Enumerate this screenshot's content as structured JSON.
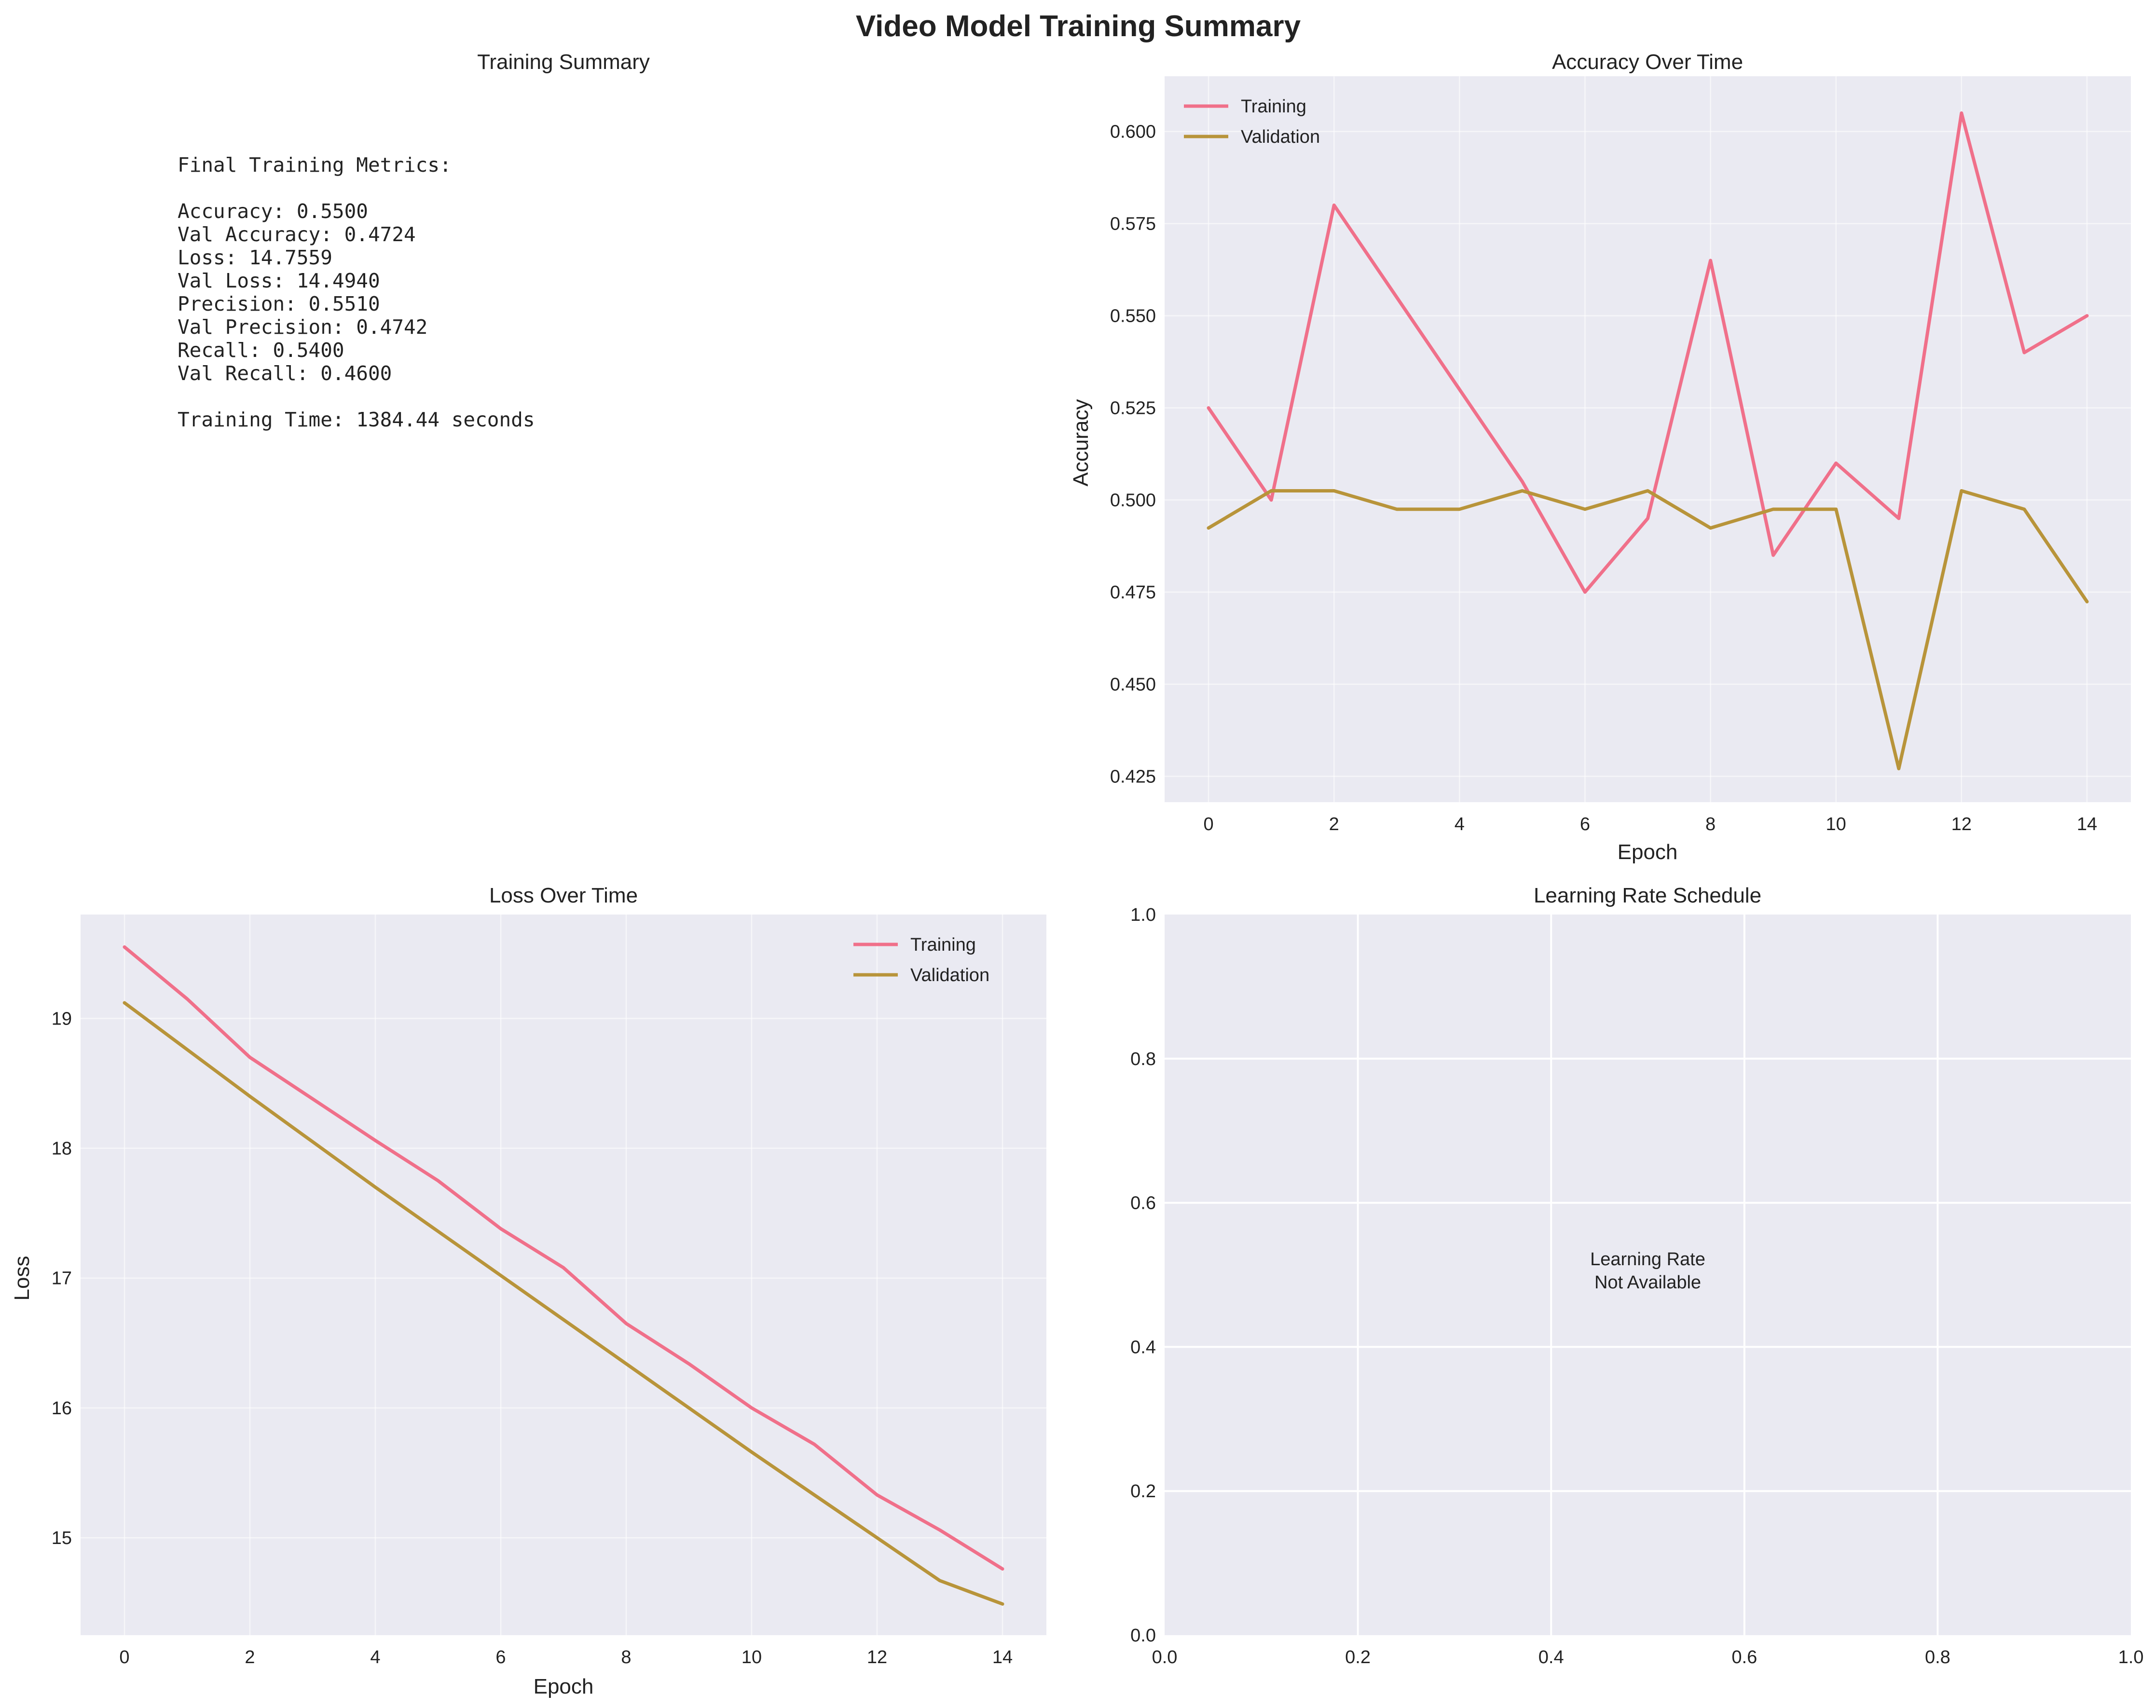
{
  "figure": {
    "title": "Video Model Training Summary"
  },
  "summary_panel": {
    "title": "Training Summary",
    "lines": [
      "Final Training Metrics:",
      "",
      "Accuracy: 0.5500",
      "Val Accuracy: 0.4724",
      "Loss: 14.7559",
      "Val Loss: 14.4940",
      "Precision: 0.5510",
      "Val Precision: 0.4742",
      "Recall: 0.5400",
      "Val Recall: 0.4600",
      "",
      "Training Time: 1384.44 seconds"
    ]
  },
  "colors": {
    "training": "#f0708a",
    "validation": "#b8943a",
    "axes_background": "#eaeaf2",
    "grid": "#ffffff",
    "text": "#222222"
  },
  "chart_data": [
    {
      "id": "accuracy",
      "type": "line",
      "title": "Accuracy Over Time",
      "xlabel": "Epoch",
      "ylabel": "Accuracy",
      "xlim": [
        -0.7,
        14.7
      ],
      "ylim": [
        0.418,
        0.615
      ],
      "xticks": [
        0,
        2,
        4,
        6,
        8,
        10,
        12,
        14
      ],
      "yticks": [
        0.425,
        0.45,
        0.475,
        0.5,
        0.525,
        0.55,
        0.575,
        0.6
      ],
      "ytick_labels": [
        "0.425",
        "0.450",
        "0.475",
        "0.500",
        "0.525",
        "0.550",
        "0.575",
        "0.600"
      ],
      "grid": true,
      "legend": "upper-left",
      "x": [
        0,
        1,
        2,
        3,
        4,
        5,
        6,
        7,
        8,
        9,
        10,
        11,
        12,
        13,
        14
      ],
      "series": [
        {
          "name": "Training",
          "color": "#f0708a",
          "values": [
            0.525,
            0.5,
            0.58,
            0.555,
            0.53,
            0.505,
            0.475,
            0.495,
            0.565,
            0.485,
            0.51,
            0.495,
            0.605,
            0.54,
            0.55
          ]
        },
        {
          "name": "Validation",
          "color": "#b8943a",
          "values": [
            0.4924,
            0.5025,
            0.5025,
            0.4975,
            0.4975,
            0.5025,
            0.4975,
            0.5025,
            0.4924,
            0.4975,
            0.4975,
            0.4271,
            0.5025,
            0.4975,
            0.4724
          ]
        }
      ]
    },
    {
      "id": "loss",
      "type": "line",
      "title": "Loss Over Time",
      "xlabel": "Epoch",
      "ylabel": "Loss",
      "xlim": [
        -0.7,
        14.7
      ],
      "ylim": [
        14.25,
        19.8
      ],
      "xticks": [
        0,
        2,
        4,
        6,
        8,
        10,
        12,
        14
      ],
      "yticks": [
        15,
        16,
        17,
        18,
        19
      ],
      "ytick_labels": [
        "15",
        "16",
        "17",
        "18",
        "19"
      ],
      "grid": true,
      "legend": "upper-right",
      "x": [
        0,
        1,
        2,
        3,
        4,
        5,
        6,
        7,
        8,
        9,
        10,
        11,
        12,
        13,
        14
      ],
      "series": [
        {
          "name": "Training",
          "color": "#f0708a",
          "values": [
            19.55,
            19.15,
            18.7,
            18.38,
            18.06,
            17.75,
            17.38,
            17.08,
            16.65,
            16.34,
            16.0,
            15.72,
            15.33,
            15.06,
            14.76
          ]
        },
        {
          "name": "Validation",
          "color": "#b8943a",
          "values": [
            19.12,
            18.76,
            18.4,
            18.05,
            17.7,
            17.36,
            17.02,
            16.68,
            16.34,
            16.0,
            15.66,
            15.33,
            15.0,
            14.67,
            14.49
          ]
        }
      ]
    },
    {
      "id": "learning_rate",
      "type": "line",
      "title": "Learning Rate Schedule",
      "xlim": [
        0,
        1
      ],
      "ylim": [
        0,
        1
      ],
      "xticks": [
        0,
        0.2,
        0.4,
        0.6,
        0.8,
        1.0
      ],
      "xtick_labels": [
        "0.0",
        "0.2",
        "0.4",
        "0.6",
        "0.8",
        "1.0"
      ],
      "yticks": [
        0,
        0.2,
        0.4,
        0.6,
        0.8,
        1.0
      ],
      "ytick_labels": [
        "0.0",
        "0.2",
        "0.4",
        "0.6",
        "0.8",
        "1.0"
      ],
      "grid": true,
      "annotation_lines": [
        "Learning Rate",
        "Not Available"
      ],
      "series": []
    }
  ]
}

TASK TO CARRY OUT ▸ Set the data above down again exactly as given, with no pictures.

FULL SOLUTION ▸
Enumerate this screenshot's content as structured JSON.
{
  "figure": {
    "title": "Video Model Training Summary"
  },
  "summary_panel": {
    "title": "Training Summary",
    "lines": [
      "Final Training Metrics:",
      "",
      "Accuracy: 0.5500",
      "Val Accuracy: 0.4724",
      "Loss: 14.7559",
      "Val Loss: 14.4940",
      "Precision: 0.5510",
      "Val Precision: 0.4742",
      "Recall: 0.5400",
      "Val Recall: 0.4600",
      "",
      "Training Time: 1384.44 seconds"
    ]
  },
  "colors": {
    "training": "#f0708a",
    "validation": "#b8943a",
    "axes_background": "#eaeaf2",
    "grid": "#ffffff",
    "text": "#222222"
  },
  "chart_data": [
    {
      "id": "accuracy",
      "type": "line",
      "title": "Accuracy Over Time",
      "xlabel": "Epoch",
      "ylabel": "Accuracy",
      "xlim": [
        -0.7,
        14.7
      ],
      "ylim": [
        0.418,
        0.615
      ],
      "xticks": [
        0,
        2,
        4,
        6,
        8,
        10,
        12,
        14
      ],
      "yticks": [
        0.425,
        0.45,
        0.475,
        0.5,
        0.525,
        0.55,
        0.575,
        0.6
      ],
      "ytick_labels": [
        "0.425",
        "0.450",
        "0.475",
        "0.500",
        "0.525",
        "0.550",
        "0.575",
        "0.600"
      ],
      "grid": true,
      "legend": "upper-left",
      "x": [
        0,
        1,
        2,
        3,
        4,
        5,
        6,
        7,
        8,
        9,
        10,
        11,
        12,
        13,
        14
      ],
      "series": [
        {
          "name": "Training",
          "color": "#f0708a",
          "values": [
            0.525,
            0.5,
            0.58,
            0.555,
            0.53,
            0.505,
            0.475,
            0.495,
            0.565,
            0.485,
            0.51,
            0.495,
            0.605,
            0.54,
            0.55
          ]
        },
        {
          "name": "Validation",
          "color": "#b8943a",
          "values": [
            0.4924,
            0.5025,
            0.5025,
            0.4975,
            0.4975,
            0.5025,
            0.4975,
            0.5025,
            0.4924,
            0.4975,
            0.4975,
            0.4271,
            0.5025,
            0.4975,
            0.4724
          ]
        }
      ]
    },
    {
      "id": "loss",
      "type": "line",
      "title": "Loss Over Time",
      "xlabel": "Epoch",
      "ylabel": "Loss",
      "xlim": [
        -0.7,
        14.7
      ],
      "ylim": [
        14.25,
        19.8
      ],
      "xticks": [
        0,
        2,
        4,
        6,
        8,
        10,
        12,
        14
      ],
      "yticks": [
        15,
        16,
        17,
        18,
        19
      ],
      "ytick_labels": [
        "15",
        "16",
        "17",
        "18",
        "19"
      ],
      "grid": true,
      "legend": "upper-right",
      "x": [
        0,
        1,
        2,
        3,
        4,
        5,
        6,
        7,
        8,
        9,
        10,
        11,
        12,
        13,
        14
      ],
      "series": [
        {
          "name": "Training",
          "color": "#f0708a",
          "values": [
            19.55,
            19.15,
            18.7,
            18.38,
            18.06,
            17.75,
            17.38,
            17.08,
            16.65,
            16.34,
            16.0,
            15.72,
            15.33,
            15.06,
            14.76
          ]
        },
        {
          "name": "Validation",
          "color": "#b8943a",
          "values": [
            19.12,
            18.76,
            18.4,
            18.05,
            17.7,
            17.36,
            17.02,
            16.68,
            16.34,
            16.0,
            15.66,
            15.33,
            15.0,
            14.67,
            14.49
          ]
        }
      ]
    },
    {
      "id": "learning_rate",
      "type": "line",
      "title": "Learning Rate Schedule",
      "xlim": [
        0,
        1
      ],
      "ylim": [
        0,
        1
      ],
      "xticks": [
        0,
        0.2,
        0.4,
        0.6,
        0.8,
        1.0
      ],
      "xtick_labels": [
        "0.0",
        "0.2",
        "0.4",
        "0.6",
        "0.8",
        "1.0"
      ],
      "yticks": [
        0,
        0.2,
        0.4,
        0.6,
        0.8,
        1.0
      ],
      "ytick_labels": [
        "0.0",
        "0.2",
        "0.4",
        "0.6",
        "0.8",
        "1.0"
      ],
      "grid": true,
      "annotation_lines": [
        "Learning Rate",
        "Not Available"
      ],
      "series": []
    }
  ]
}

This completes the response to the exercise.